_WORK TO COMPLETE_: Reproduce the entries in full, with no changes.

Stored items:
* begin *

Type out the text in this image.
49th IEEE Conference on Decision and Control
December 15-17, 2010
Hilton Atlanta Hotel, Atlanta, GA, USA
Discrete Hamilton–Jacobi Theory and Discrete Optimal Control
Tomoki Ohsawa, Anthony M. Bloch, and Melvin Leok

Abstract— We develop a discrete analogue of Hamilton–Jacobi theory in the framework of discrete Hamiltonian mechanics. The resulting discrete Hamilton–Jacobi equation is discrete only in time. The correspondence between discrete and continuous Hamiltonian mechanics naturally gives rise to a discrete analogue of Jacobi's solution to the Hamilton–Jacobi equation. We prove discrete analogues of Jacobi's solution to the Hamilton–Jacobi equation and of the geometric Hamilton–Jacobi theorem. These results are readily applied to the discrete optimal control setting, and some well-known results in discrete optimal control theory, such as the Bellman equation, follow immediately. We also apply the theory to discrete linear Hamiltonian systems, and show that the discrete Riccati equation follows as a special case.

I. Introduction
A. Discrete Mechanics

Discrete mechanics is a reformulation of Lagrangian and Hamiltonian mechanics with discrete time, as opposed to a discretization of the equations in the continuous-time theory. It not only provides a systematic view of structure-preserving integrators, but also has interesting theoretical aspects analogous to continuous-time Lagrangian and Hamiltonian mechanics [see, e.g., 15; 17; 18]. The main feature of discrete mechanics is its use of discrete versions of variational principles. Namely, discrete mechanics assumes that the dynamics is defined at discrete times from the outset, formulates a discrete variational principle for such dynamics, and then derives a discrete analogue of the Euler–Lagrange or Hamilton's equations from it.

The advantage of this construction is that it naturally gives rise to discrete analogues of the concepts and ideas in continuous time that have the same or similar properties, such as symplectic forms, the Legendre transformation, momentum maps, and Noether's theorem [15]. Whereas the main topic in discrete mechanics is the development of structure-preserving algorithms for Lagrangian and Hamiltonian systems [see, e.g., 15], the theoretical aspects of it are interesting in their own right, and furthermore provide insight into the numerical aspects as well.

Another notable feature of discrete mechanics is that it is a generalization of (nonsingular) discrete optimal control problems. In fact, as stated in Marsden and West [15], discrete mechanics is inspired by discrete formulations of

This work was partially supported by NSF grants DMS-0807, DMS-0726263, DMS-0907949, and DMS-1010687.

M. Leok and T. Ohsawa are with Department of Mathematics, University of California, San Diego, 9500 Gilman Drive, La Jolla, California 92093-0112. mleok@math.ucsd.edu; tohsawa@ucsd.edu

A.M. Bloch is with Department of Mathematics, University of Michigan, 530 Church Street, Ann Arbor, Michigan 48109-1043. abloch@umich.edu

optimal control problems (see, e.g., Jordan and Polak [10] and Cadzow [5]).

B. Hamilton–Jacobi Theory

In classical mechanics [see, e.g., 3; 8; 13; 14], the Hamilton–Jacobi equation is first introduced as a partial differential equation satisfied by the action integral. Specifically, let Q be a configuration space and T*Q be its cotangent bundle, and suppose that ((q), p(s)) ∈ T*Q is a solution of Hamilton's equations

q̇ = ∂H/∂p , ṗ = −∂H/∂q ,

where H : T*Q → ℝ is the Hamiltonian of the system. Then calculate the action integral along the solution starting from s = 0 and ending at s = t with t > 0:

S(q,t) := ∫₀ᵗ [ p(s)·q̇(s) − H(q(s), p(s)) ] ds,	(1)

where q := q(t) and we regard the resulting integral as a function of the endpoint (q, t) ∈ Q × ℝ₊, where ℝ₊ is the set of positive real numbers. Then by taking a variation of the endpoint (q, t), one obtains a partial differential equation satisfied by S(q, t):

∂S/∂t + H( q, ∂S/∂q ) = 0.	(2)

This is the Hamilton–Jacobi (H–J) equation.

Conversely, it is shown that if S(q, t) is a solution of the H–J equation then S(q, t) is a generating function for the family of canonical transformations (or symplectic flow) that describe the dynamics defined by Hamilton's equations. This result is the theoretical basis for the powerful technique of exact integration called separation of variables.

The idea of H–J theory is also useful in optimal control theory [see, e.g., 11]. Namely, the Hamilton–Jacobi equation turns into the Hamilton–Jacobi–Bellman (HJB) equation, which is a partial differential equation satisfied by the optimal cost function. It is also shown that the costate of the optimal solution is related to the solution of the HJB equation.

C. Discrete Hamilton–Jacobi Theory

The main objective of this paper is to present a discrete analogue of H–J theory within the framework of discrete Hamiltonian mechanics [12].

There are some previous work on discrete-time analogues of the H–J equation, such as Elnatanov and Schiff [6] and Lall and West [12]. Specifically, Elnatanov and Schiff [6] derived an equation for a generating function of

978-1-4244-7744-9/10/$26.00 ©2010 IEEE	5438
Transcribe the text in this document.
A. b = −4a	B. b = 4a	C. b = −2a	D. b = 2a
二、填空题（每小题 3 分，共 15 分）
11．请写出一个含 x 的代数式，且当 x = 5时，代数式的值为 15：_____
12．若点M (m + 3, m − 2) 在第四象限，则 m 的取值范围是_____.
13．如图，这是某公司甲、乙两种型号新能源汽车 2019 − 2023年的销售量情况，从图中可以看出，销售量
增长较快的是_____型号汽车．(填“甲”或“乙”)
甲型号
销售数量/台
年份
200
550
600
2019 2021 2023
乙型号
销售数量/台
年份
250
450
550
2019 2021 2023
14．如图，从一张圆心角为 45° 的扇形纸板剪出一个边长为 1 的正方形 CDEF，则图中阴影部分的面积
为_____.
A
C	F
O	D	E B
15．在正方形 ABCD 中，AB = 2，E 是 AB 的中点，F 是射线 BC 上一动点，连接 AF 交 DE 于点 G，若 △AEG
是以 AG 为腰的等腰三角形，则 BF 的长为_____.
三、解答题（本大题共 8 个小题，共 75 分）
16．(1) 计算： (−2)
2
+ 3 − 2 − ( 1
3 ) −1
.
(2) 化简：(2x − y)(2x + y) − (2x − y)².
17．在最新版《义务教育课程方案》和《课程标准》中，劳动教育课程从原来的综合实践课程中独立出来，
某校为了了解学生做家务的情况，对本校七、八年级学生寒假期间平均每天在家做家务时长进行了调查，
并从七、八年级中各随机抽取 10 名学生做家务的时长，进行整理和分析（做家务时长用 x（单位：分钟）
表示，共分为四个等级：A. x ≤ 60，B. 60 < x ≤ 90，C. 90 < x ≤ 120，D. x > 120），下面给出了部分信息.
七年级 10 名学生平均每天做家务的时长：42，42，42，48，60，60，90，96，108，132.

* end *

_SOLUTION FOR THIS PROBLEM_:
Type out the text in this image.
49th IEEE Conference on Decision and Control
December 15-17, 2010
Hilton Atlanta Hotel, Atlanta, GA, USA
Discrete Hamilton–Jacobi Theory and Discrete Optimal Control
Tomoki Ohsawa, Anthony M. Bloch, and Melvin Leok

Abstract— We develop a discrete analogue of Hamilton–Jacobi theory in the framework of discrete Hamiltonian mechanics. The resulting discrete Hamilton–Jacobi equation is discrete only in time. The correspondence between discrete and continuous Hamiltonian mechanics naturally gives rise to a discrete analogue of Jacobi's solution to the Hamilton–Jacobi equation. We prove discrete analogues of Jacobi's solution to the Hamilton–Jacobi equation and of the geometric Hamilton–Jacobi theorem. These results are readily applied to the discrete optimal control setting, and some well-known results in discrete optimal control theory, such as the Bellman equation, follow immediately. We also apply the theory to discrete linear Hamiltonian systems, and show that the discrete Riccati equation follows as a special case.

I. Introduction
A. Discrete Mechanics

Discrete mechanics is a reformulation of Lagrangian and Hamiltonian mechanics with discrete time, as opposed to a discretization of the equations in the continuous-time theory. It not only provides a systematic view of structure-preserving integrators, but also has interesting theoretical aspects analogous to continuous-time Lagrangian and Hamiltonian mechanics [see, e.g., 15; 17; 18]. The main feature of discrete mechanics is its use of discrete versions of variational principles. Namely, discrete mechanics assumes that the dynamics is defined at discrete times from the outset, formulates a discrete variational principle for such dynamics, and then derives a discrete analogue of the Euler–Lagrange or Hamilton's equations from it.

The advantage of this construction is that it naturally gives rise to discrete analogues of the concepts and ideas in continuous time that have the same or similar properties, such as symplectic forms, the Legendre transformation, momentum maps, and Noether's theorem [15]. Whereas the main topic in discrete mechanics is the development of structure-preserving algorithms for Lagrangian and Hamiltonian systems [see, e.g., 15], the theoretical aspects of it are interesting in their own right, and furthermore provide insight into the numerical aspects as well.

Another notable feature of discrete mechanics is that it is a generalization of (nonsingular) discrete optimal control problems. In fact, as stated in Marsden and West [15], discrete mechanics is inspired by discrete formulations of

This work was partially supported by NSF grants DMS-0807, DMS-0726263, DMS-0907949, and DMS-1010687.

M. Leok and T. Ohsawa are with Department of Mathematics, University of California, San Diego, 9500 Gilman Drive, La Jolla, California 92093-0112. mleok@math.ucsd.edu; tohsawa@ucsd.edu

A.M. Bloch is with Department of Mathematics, University of Michigan, 530 Church Street, Ann Arbor, Michigan 48109-1043. abloch@umich.edu

optimal control problems (see, e.g., Jordan and Polak [10] and Cadzow [5]).

B. Hamilton–Jacobi Theory

In classical mechanics [see, e.g., 3; 8; 13; 14], the Hamilton–Jacobi equation is first introduced as a partial differential equation satisfied by the action integral. Specifically, let Q be a configuration space and T*Q be its cotangent bundle, and suppose that ((q), p(s)) ∈ T*Q is a solution of Hamilton's equations

q̇ = ∂H/∂p , ṗ = −∂H/∂q ,

where H : T*Q → ℝ is the Hamiltonian of the system. Then calculate the action integral along the solution starting from s = 0 and ending at s = t with t > 0:

S(q,t) := ∫₀ᵗ [ p(s)·q̇(s) − H(q(s), p(s)) ] ds,	(1)

where q := q(t) and we regard the resulting integral as a function of the endpoint (q, t) ∈ Q × ℝ₊, where ℝ₊ is the set of positive real numbers. Then by taking a variation of the endpoint (q, t), one obtains a partial differential equation satisfied by S(q, t):

∂S/∂t + H( q, ∂S/∂q ) = 0.	(2)

This is the Hamilton–Jacobi (H–J) equation.

Conversely, it is shown that if S(q, t) is a solution of the H–J equation then S(q, t) is a generating function for the family of canonical transformations (or symplectic flow) that describe the dynamics defined by Hamilton's equations. This result is the theoretical basis for the powerful technique of exact integration called separation of variables.

The idea of H–J theory is also useful in optimal control theory [see, e.g., 11]. Namely, the Hamilton–Jacobi equation turns into the Hamilton–Jacobi–Bellman (HJB) equation, which is a partial differential equation satisfied by the optimal cost function. It is also shown that the costate of the optimal solution is related to the solution of the HJB equation.

C. Discrete Hamilton–Jacobi Theory

The main objective of this paper is to present a discrete analogue of H–J theory within the framework of discrete Hamiltonian mechanics [12].

There are some previous work on discrete-time analogues of the H–J equation, such as Elnatanov and Schiff [6] and Lall and West [12]. Specifically, Elnatanov and Schiff [6] derived an equation for a generating function of

978-1-4244-7744-9/10/$26.00 ©2010 IEEE	5438
Transcribe the text in this document.
A. b = −4a	B. b = 4a	C. b = −2a	D. b = 2a
二、填空题（每小题 3 分，共 15 分）
11．请写出一个含 x 的代数式，且当 x = 5时，代数式的值为 15：_____
12．若点M (m + 3, m − 2) 在第四象限，则 m 的取值范围是_____.
13．如图，这是某公司甲、乙两种型号新能源汽车 2019 − 2023年的销售量情况，从图中可以看出，销售量
增长较快的是_____型号汽车．(填“甲”或“乙”)
甲型号
销售数量/台
年份
200
550
600
2019 2021 2023
乙型号
销售数量/台
年份
250
450
550
2019 2021 2023
14．如图，从一张圆心角为 45° 的扇形纸板剪出一个边长为 1 的正方形 CDEF，则图中阴影部分的面积
为_____.
A
C	F
O	D	E B
15．在正方形 ABCD 中，AB = 2，E 是 AB 的中点，F 是射线 BC 上一动点，连接 AF 交 DE 于点 G，若 △AEG
是以 AG 为腰的等腰三角形，则 BF 的长为_____.
三、解答题（本大题共 8 个小题，共 75 分）
16．(1) 计算： (−2)
2
+ 3 − 2 − ( 1
3 ) −1
.
(2) 化简：(2x − y)(2x + y) − (2x − y)².
17．在最新版《义务教育课程方案》和《课程标准》中，劳动教育课程从原来的综合实践课程中独立出来，
某校为了了解学生做家务的情况，对本校七、八年级学生寒假期间平均每天在家做家务时长进行了调查，
并从七、八年级中各随机抽取 10 名学生做家务的时长，进行整理和分析（做家务时长用 x（单位：分钟）
表示，共分为四个等级：A. x ≤ 60，B. 60 < x ≤ 90，C. 90 < x ≤ 120，D. x > 120），下面给出了部分信息.
七年级 10 名学生平均每天做家务的时长：42，42，42，48，60，60，90，96，108，132.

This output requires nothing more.